▶ [Data entries]:
+ + + + +
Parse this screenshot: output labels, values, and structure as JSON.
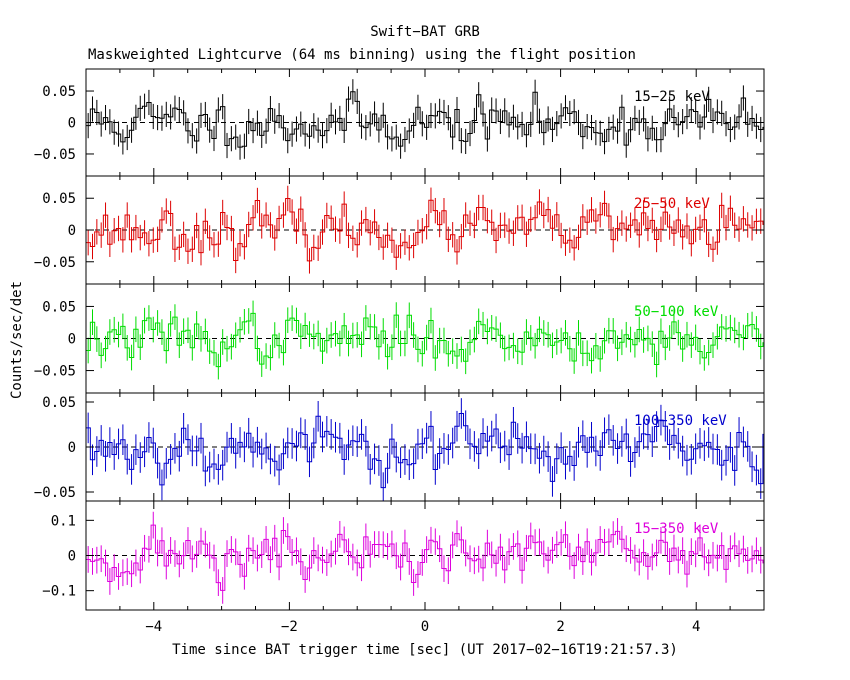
{
  "figure": {
    "title": "Swift−BAT GRB",
    "subtitle": "Maskweighted Lightcurve (64 ms binning) using the flight position",
    "ylabel": "Counts/sec/det",
    "xlabel": "Time since BAT trigger time [sec] (UT 2017−02−16T19:21:57.3)"
  },
  "chart_data": [
    {
      "type": "line",
      "legend": "15−25 keV",
      "color": "#000000",
      "xlim": [
        -5,
        5
      ],
      "ylim": [
        -0.085,
        0.085
      ],
      "x_ticks": [
        -4,
        -2,
        0,
        2,
        4
      ],
      "y_ticks": [
        0.05,
        0,
        -0.05
      ],
      "y_tick_labels": [
        "0.05",
        "0",
        "−0.05"
      ],
      "zero_line": true,
      "bin_width": 0.064,
      "noise_sigma": 0.018,
      "error": 0.02,
      "seed": 11
    },
    {
      "type": "line",
      "legend": "25−50 keV",
      "color": "#dd0000",
      "xlim": [
        -5,
        5
      ],
      "ylim": [
        -0.085,
        0.085
      ],
      "x_ticks": [
        -4,
        -2,
        0,
        2,
        4
      ],
      "y_ticks": [
        0.05,
        0,
        -0.05
      ],
      "y_tick_labels": [
        "0.05",
        "0",
        "−0.05"
      ],
      "zero_line": true,
      "bin_width": 0.064,
      "noise_sigma": 0.018,
      "error": 0.02,
      "seed": 23
    },
    {
      "type": "line",
      "legend": "50−100 keV",
      "color": "#00dd00",
      "xlim": [
        -5,
        5
      ],
      "ylim": [
        -0.085,
        0.085
      ],
      "x_ticks": [
        -4,
        -2,
        0,
        2,
        4
      ],
      "y_ticks": [
        0.05,
        0,
        -0.05
      ],
      "y_tick_labels": [
        "0.05",
        "0",
        "−0.05"
      ],
      "zero_line": true,
      "bin_width": 0.064,
      "noise_sigma": 0.017,
      "error": 0.02,
      "seed": 37
    },
    {
      "type": "line",
      "legend": "100−350 keV",
      "color": "#0000cc",
      "xlim": [
        -5,
        5
      ],
      "ylim": [
        -0.06,
        0.06
      ],
      "x_ticks": [
        -4,
        -2,
        0,
        2,
        4
      ],
      "y_ticks": [
        0.05,
        0,
        -0.05
      ],
      "y_tick_labels": [
        "0.05",
        "0",
        "−0.05"
      ],
      "zero_line": true,
      "bin_width": 0.064,
      "noise_sigma": 0.015,
      "error": 0.017,
      "seed": 53
    },
    {
      "type": "line",
      "legend": "15−350 keV",
      "color": "#dd00dd",
      "xlim": [
        -5,
        5
      ],
      "ylim": [
        -0.155,
        0.155
      ],
      "x_ticks": [
        -4,
        -2,
        0,
        2,
        4
      ],
      "y_ticks": [
        0.1,
        0,
        -0.1
      ],
      "y_tick_labels": [
        "0.1",
        "0",
        "−0.1"
      ],
      "zero_line": true,
      "bin_width": 0.064,
      "noise_sigma": 0.035,
      "error": 0.038,
      "seed": 71
    }
  ]
}
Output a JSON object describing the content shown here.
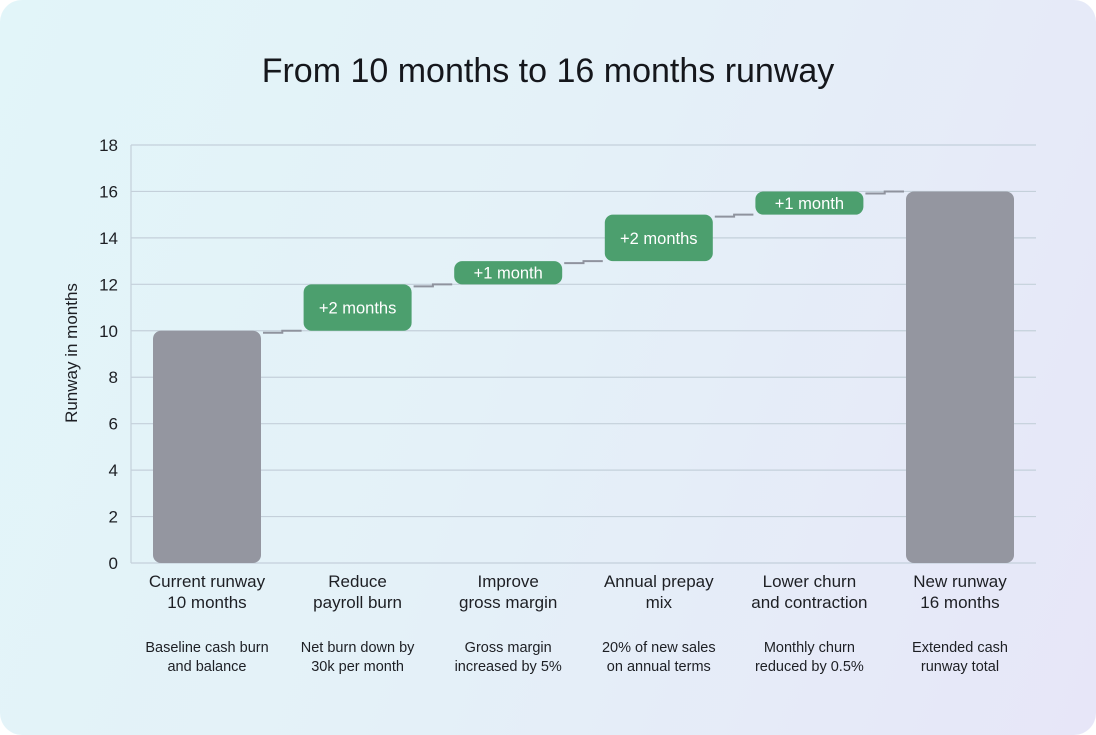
+ + + + +
▶ [What to produce]: Filter the entries and copy out every line with the word "JSON".

▶ [Exercise answer]:
Parse this screenshot: output labels, values, and structure as JSON.
Output a JSON object describing the content shown here.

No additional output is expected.